• DATA ENTRIES:
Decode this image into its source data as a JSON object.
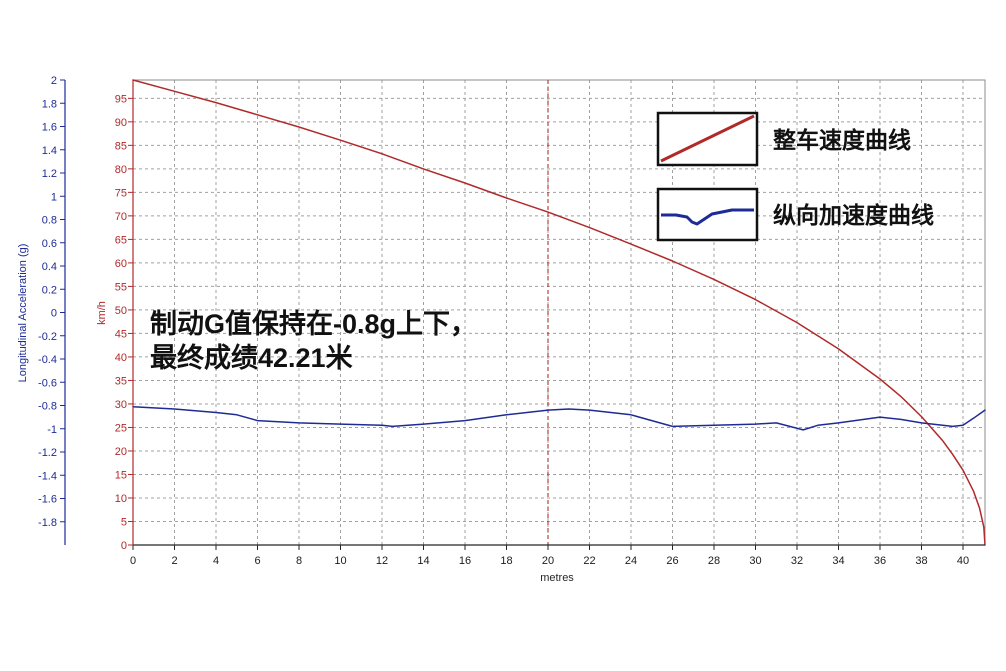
{
  "chart_data": {
    "type": "line",
    "xlabel": "metres",
    "xlim": [
      0,
      41.06
    ],
    "x_ticks": [
      0,
      2,
      4,
      6,
      8,
      10,
      12,
      14,
      16,
      18,
      20,
      22,
      24,
      26,
      28,
      30,
      32,
      34,
      36,
      38,
      40
    ],
    "grid": true,
    "cursor": {
      "x": 20,
      "color": "#a81e1e"
    },
    "legend": {
      "position": "top-right"
    },
    "series": [
      {
        "name": "整车速度曲线",
        "color": "#b02a2a",
        "y_axis": {
          "label": "km/h",
          "ylim": [
            0,
            98.9
          ],
          "ticks": [
            95,
            90,
            85,
            80,
            75,
            70,
            65,
            60,
            55,
            50,
            45,
            40,
            35,
            30,
            25,
            20,
            15,
            10,
            5,
            0
          ]
        },
        "x": [
          0,
          2,
          4,
          6,
          8,
          10,
          12,
          14,
          16,
          18,
          20,
          22,
          24,
          26,
          28,
          30,
          32,
          34,
          36,
          37,
          38,
          39,
          39.5,
          40,
          40.5,
          40.8,
          41,
          41.06
        ],
        "y": [
          98.9,
          96.5,
          94.1,
          91.5,
          88.9,
          86.1,
          83.2,
          80.0,
          77.0,
          73.8,
          70.8,
          67.5,
          64.0,
          60.4,
          56.5,
          52.2,
          47.3,
          41.7,
          35.3,
          31.6,
          27.3,
          22.3,
          19.3,
          15.9,
          11.5,
          7.8,
          3.8,
          0
        ]
      },
      {
        "name": "纵向加速度曲线",
        "color": "#1e2b96",
        "y_axis": {
          "label": "Longitudinal Acceleration (g)",
          "ylim": [
            -2,
            2
          ],
          "ticks": [
            2,
            1.8,
            1.6,
            1.4,
            1.2,
            1,
            0.8,
            0.6,
            0.4,
            0.2,
            0,
            -0.2,
            -0.4,
            -0.6,
            -0.8,
            -1,
            -1.2,
            -1.4,
            -1.6,
            -1.8
          ]
        },
        "x": [
          0,
          2,
          4,
          5,
          6,
          8,
          10,
          12,
          12.5,
          14,
          16,
          18,
          20,
          21,
          22,
          24,
          25,
          26,
          28,
          30,
          31,
          32.3,
          33,
          34,
          36,
          37,
          38,
          39.5,
          40,
          40.5,
          41.06
        ],
        "y": [
          -0.81,
          -0.83,
          -0.86,
          -0.88,
          -0.93,
          -0.95,
          -0.96,
          -0.97,
          -0.98,
          -0.96,
          -0.93,
          -0.88,
          -0.84,
          -0.83,
          -0.84,
          -0.88,
          -0.93,
          -0.98,
          -0.97,
          -0.96,
          -0.95,
          -1.01,
          -0.97,
          -0.95,
          -0.9,
          -0.92,
          -0.95,
          -0.98,
          -0.97,
          -0.91,
          -0.84
        ]
      }
    ],
    "annotations": [
      "制动G值保持在-0.8g上下，",
      "最终成绩42.21米"
    ]
  }
}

• PROBLEM TO WORK ON: Copy out the whole listing exactly, and don't carry over any pictures.

• RESULT:
Decode this image into its source data as a JSON object.
{
  "chart_data": {
    "type": "line",
    "xlabel": "metres",
    "xlim": [
      0,
      41.06
    ],
    "x_ticks": [
      0,
      2,
      4,
      6,
      8,
      10,
      12,
      14,
      16,
      18,
      20,
      22,
      24,
      26,
      28,
      30,
      32,
      34,
      36,
      38,
      40
    ],
    "grid": true,
    "cursor": {
      "x": 20,
      "color": "#a81e1e"
    },
    "legend": {
      "position": "top-right"
    },
    "series": [
      {
        "name": "整车速度曲线",
        "color": "#b02a2a",
        "y_axis": {
          "label": "km/h",
          "ylim": [
            0,
            98.9
          ],
          "ticks": [
            95,
            90,
            85,
            80,
            75,
            70,
            65,
            60,
            55,
            50,
            45,
            40,
            35,
            30,
            25,
            20,
            15,
            10,
            5,
            0
          ]
        },
        "x": [
          0,
          2,
          4,
          6,
          8,
          10,
          12,
          14,
          16,
          18,
          20,
          22,
          24,
          26,
          28,
          30,
          32,
          34,
          36,
          37,
          38,
          39,
          39.5,
          40,
          40.5,
          40.8,
          41,
          41.06
        ],
        "y": [
          98.9,
          96.5,
          94.1,
          91.5,
          88.9,
          86.1,
          83.2,
          80.0,
          77.0,
          73.8,
          70.8,
          67.5,
          64.0,
          60.4,
          56.5,
          52.2,
          47.3,
          41.7,
          35.3,
          31.6,
          27.3,
          22.3,
          19.3,
          15.9,
          11.5,
          7.8,
          3.8,
          0
        ]
      },
      {
        "name": "纵向加速度曲线",
        "color": "#1e2b96",
        "y_axis": {
          "label": "Longitudinal Acceleration (g)",
          "ylim": [
            -2,
            2
          ],
          "ticks": [
            2,
            1.8,
            1.6,
            1.4,
            1.2,
            1,
            0.8,
            0.6,
            0.4,
            0.2,
            0,
            -0.2,
            -0.4,
            -0.6,
            -0.8,
            -1,
            -1.2,
            -1.4,
            -1.6,
            -1.8
          ]
        },
        "x": [
          0,
          2,
          4,
          5,
          6,
          8,
          10,
          12,
          12.5,
          14,
          16,
          18,
          20,
          21,
          22,
          24,
          25,
          26,
          28,
          30,
          31,
          32.3,
          33,
          34,
          36,
          37,
          38,
          39.5,
          40,
          40.5,
          41.06
        ],
        "y": [
          -0.81,
          -0.83,
          -0.86,
          -0.88,
          -0.93,
          -0.95,
          -0.96,
          -0.97,
          -0.98,
          -0.96,
          -0.93,
          -0.88,
          -0.84,
          -0.83,
          -0.84,
          -0.88,
          -0.93,
          -0.98,
          -0.97,
          -0.96,
          -0.95,
          -1.01,
          -0.97,
          -0.95,
          -0.9,
          -0.92,
          -0.95,
          -0.98,
          -0.97,
          -0.91,
          -0.84
        ]
      }
    ],
    "annotations": [
      "制动G值保持在-0.8g上下，",
      "最终成绩42.21米"
    ]
  }
}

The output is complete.